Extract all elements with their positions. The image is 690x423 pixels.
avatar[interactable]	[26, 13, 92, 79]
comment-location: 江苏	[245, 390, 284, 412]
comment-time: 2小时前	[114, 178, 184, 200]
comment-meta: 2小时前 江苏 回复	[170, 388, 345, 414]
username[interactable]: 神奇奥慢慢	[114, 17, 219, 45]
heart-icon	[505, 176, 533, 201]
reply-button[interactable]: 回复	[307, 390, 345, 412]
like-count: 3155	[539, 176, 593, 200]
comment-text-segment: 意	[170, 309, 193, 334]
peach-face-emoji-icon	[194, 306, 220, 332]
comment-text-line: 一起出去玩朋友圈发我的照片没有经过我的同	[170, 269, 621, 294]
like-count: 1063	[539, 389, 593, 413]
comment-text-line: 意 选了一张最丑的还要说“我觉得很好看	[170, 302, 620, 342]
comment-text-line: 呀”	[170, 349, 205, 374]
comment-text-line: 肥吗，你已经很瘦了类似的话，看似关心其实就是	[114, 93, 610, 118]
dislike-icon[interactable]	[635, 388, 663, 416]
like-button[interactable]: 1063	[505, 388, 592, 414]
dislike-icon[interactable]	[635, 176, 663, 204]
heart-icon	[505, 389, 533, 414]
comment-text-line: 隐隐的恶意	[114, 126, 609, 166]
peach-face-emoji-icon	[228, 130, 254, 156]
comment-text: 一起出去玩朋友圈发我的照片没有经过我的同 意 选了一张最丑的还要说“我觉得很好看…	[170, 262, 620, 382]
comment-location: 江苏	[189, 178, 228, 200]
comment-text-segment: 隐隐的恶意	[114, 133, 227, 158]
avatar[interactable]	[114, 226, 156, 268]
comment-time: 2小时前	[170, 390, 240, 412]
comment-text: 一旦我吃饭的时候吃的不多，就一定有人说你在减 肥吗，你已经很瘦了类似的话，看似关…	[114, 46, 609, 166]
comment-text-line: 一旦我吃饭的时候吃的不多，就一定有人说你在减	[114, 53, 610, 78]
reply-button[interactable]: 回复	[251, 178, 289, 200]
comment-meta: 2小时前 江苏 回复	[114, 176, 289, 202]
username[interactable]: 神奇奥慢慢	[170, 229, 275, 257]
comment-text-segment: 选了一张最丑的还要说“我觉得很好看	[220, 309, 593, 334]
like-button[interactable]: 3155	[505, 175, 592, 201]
□ □ □ □ □
**SET PROBLEM:** Can you reproduce all of the entries above line for line, with nothing changed, added, or left out?

**RESPONSE:**
Extract all elements with their positions. The image is 690x423 pixels.
avatar[interactable]	[26, 13, 92, 79]
comment-location: 江苏	[245, 390, 284, 412]
comment-time: 2小时前	[114, 178, 184, 200]
comment-meta: 2小时前 江苏 回复	[170, 388, 345, 414]
username[interactable]: 神奇奥慢慢	[114, 17, 219, 45]
heart-icon	[505, 176, 533, 201]
reply-button[interactable]: 回复	[307, 390, 345, 412]
like-count: 3155	[539, 176, 593, 200]
comment-text-segment: 意	[170, 309, 193, 334]
peach-face-emoji-icon	[194, 306, 220, 332]
comment-text-line: 一起出去玩朋友圈发我的照片没有经过我的同	[170, 269, 621, 294]
like-count: 1063	[539, 389, 593, 413]
comment-text-line: 意 选了一张最丑的还要说“我觉得很好看	[170, 302, 620, 342]
comment-text-line: 呀”	[170, 349, 205, 374]
comment-text-line: 肥吗，你已经很瘦了类似的话，看似关心其实就是	[114, 93, 610, 118]
dislike-icon[interactable]	[635, 388, 663, 416]
like-button[interactable]: 1063	[505, 388, 592, 414]
dislike-icon[interactable]	[635, 176, 663, 204]
heart-icon	[505, 389, 533, 414]
comment-text-line: 隐隐的恶意	[114, 126, 609, 166]
peach-face-emoji-icon	[228, 130, 254, 156]
comment-text: 一起出去玩朋友圈发我的照片没有经过我的同 意 选了一张最丑的还要说“我觉得很好看…	[170, 262, 620, 382]
comment-location: 江苏	[189, 178, 228, 200]
comment-text-segment: 隐隐的恶意	[114, 133, 227, 158]
avatar[interactable]	[114, 226, 156, 268]
comment-time: 2小时前	[170, 390, 240, 412]
comment-text: 一旦我吃饭的时候吃的不多，就一定有人说你在减 肥吗，你已经很瘦了类似的话，看似关…	[114, 46, 609, 166]
comment-text-line: 一旦我吃饭的时候吃的不多，就一定有人说你在减	[114, 53, 610, 78]
reply-button[interactable]: 回复	[251, 178, 289, 200]
comment-meta: 2小时前 江苏 回复	[114, 176, 289, 202]
username[interactable]: 神奇奥慢慢	[170, 229, 275, 257]
comment-text-segment: 选了一张最丑的还要说“我觉得很好看	[220, 309, 593, 334]
like-button[interactable]: 3155	[505, 175, 592, 201]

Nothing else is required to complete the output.